____ RECORDS SUPPLIED
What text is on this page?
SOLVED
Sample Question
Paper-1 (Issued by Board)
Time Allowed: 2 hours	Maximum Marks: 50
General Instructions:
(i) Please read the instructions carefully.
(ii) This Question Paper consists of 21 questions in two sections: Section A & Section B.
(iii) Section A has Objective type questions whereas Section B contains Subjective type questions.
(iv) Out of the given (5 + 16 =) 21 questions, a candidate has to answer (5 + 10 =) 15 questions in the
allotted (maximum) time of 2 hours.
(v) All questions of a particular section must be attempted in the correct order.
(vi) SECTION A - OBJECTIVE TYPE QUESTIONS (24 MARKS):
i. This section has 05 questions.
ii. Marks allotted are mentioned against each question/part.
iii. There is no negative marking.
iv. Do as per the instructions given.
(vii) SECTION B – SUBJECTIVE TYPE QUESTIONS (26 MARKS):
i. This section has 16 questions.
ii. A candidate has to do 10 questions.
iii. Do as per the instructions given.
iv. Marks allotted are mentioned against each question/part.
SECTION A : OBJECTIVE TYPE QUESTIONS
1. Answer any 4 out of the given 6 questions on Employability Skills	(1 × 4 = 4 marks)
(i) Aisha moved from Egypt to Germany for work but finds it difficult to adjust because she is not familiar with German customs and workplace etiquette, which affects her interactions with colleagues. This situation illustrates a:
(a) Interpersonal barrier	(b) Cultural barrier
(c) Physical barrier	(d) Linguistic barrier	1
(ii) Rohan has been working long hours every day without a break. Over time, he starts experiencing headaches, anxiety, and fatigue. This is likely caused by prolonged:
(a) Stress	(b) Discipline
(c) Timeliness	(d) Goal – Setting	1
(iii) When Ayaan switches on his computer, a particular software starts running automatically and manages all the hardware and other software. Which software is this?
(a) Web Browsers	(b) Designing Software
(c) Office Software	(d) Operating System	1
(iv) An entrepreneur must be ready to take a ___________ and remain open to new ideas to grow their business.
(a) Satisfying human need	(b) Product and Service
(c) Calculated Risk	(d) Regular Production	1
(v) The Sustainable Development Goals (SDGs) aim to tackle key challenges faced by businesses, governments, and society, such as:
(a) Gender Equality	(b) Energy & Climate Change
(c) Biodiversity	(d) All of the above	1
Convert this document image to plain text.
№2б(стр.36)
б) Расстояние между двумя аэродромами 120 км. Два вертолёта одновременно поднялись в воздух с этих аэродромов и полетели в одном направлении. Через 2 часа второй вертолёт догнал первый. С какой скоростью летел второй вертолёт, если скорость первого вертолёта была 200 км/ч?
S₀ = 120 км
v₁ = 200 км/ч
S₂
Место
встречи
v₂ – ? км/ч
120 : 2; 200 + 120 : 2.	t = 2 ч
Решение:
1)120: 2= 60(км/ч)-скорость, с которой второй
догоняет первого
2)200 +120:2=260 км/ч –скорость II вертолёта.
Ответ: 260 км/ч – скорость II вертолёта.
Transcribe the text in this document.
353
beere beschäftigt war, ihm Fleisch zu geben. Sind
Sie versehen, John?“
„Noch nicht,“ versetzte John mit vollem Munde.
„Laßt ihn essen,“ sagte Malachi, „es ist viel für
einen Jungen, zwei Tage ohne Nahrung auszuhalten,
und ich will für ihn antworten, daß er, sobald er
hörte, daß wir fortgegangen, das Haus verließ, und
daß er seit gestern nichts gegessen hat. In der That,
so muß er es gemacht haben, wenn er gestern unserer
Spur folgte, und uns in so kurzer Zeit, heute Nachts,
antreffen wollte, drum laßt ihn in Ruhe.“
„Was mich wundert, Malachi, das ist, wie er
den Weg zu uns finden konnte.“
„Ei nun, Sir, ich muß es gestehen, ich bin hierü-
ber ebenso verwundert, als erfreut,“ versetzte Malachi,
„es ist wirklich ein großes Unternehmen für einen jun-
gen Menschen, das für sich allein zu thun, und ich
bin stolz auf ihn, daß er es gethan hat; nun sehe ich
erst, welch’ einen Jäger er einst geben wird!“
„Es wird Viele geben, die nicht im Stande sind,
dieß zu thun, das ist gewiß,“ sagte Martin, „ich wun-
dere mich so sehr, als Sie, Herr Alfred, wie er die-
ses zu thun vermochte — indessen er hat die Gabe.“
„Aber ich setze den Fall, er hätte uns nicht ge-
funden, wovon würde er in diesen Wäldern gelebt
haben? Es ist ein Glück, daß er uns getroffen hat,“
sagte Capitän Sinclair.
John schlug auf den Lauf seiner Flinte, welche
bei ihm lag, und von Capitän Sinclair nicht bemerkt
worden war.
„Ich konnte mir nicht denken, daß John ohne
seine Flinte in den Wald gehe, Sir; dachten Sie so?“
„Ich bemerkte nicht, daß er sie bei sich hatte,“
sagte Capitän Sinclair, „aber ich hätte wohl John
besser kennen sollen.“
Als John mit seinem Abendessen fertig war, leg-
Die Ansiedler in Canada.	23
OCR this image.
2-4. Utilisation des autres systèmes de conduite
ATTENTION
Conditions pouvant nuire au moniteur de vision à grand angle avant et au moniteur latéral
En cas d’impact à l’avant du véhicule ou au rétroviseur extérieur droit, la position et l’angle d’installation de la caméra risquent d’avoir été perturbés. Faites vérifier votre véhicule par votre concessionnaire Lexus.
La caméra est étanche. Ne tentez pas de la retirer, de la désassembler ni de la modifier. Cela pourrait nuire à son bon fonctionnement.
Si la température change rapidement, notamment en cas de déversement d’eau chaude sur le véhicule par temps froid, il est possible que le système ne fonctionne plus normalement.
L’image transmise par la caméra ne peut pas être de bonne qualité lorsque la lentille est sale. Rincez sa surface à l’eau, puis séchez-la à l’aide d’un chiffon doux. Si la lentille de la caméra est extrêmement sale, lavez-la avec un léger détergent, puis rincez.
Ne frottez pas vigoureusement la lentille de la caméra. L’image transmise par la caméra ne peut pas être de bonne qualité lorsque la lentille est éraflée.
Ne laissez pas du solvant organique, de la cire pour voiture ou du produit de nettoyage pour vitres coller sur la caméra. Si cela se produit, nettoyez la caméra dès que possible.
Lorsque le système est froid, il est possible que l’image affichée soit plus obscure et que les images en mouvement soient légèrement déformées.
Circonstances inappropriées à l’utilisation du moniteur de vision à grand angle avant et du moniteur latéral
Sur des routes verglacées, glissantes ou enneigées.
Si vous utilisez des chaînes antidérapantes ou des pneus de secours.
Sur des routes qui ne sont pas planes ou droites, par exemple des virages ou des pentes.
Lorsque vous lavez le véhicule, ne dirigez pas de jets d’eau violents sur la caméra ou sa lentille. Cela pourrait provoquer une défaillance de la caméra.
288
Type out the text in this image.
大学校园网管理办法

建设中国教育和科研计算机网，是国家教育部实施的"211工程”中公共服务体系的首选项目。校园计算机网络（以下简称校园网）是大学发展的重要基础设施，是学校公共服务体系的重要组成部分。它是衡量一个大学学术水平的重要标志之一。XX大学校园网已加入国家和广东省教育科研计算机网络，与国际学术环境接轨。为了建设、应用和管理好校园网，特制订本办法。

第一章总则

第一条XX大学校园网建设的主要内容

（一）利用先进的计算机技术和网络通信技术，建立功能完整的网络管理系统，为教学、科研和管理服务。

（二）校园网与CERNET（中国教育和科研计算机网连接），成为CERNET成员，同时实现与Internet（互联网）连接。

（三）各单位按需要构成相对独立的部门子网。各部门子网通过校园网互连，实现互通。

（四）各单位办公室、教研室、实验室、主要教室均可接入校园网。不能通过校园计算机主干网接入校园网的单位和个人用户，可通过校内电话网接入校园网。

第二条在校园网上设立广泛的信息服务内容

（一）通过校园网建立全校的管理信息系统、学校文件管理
________
## SHORT PROBLEM
Write out every line of the entries that holds the word "allotted".

## ANSWER
allotted (maximum) time of 2 hours.
ii. Marks allotted are mentioned against each question/part.
iv. Marks allotted are mentioned against each question/part.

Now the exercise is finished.